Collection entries
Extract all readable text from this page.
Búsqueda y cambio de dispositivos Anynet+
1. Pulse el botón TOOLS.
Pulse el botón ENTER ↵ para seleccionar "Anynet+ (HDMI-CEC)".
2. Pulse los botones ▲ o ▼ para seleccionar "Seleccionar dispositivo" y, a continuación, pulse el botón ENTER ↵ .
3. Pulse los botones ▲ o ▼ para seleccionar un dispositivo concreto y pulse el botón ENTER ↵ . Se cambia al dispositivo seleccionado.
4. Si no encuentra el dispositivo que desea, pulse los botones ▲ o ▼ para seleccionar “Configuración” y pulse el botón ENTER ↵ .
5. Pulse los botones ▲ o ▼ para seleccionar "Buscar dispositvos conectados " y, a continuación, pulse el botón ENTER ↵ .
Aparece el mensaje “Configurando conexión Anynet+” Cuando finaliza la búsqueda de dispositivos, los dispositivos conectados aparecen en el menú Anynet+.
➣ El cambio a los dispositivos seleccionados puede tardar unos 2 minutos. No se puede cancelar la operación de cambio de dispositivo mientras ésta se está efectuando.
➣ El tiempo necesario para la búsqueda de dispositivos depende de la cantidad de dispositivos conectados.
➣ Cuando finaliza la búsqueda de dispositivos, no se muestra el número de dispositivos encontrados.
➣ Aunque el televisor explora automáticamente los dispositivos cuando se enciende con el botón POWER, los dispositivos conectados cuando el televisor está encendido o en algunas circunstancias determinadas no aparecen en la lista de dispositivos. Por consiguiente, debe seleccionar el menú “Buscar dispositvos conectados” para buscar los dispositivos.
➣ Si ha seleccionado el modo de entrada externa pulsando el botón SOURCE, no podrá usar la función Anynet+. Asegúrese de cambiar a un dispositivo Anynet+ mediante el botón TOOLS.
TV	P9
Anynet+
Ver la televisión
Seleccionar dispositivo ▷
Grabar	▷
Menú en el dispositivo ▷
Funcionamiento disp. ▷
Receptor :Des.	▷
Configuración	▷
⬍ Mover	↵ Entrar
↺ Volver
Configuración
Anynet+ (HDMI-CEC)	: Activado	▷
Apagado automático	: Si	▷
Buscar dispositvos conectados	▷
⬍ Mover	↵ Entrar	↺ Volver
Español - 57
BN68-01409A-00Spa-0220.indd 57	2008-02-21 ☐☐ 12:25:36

Exercise aim:
Copy out each line of the records where the string "HDMI" appears.

Response to this task:
Pulse el botón ENTER ↵ para seleccionar "Anynet+ (HDMI-CEC)".
Anynet+ (HDMI-CEC)	: Activado	▷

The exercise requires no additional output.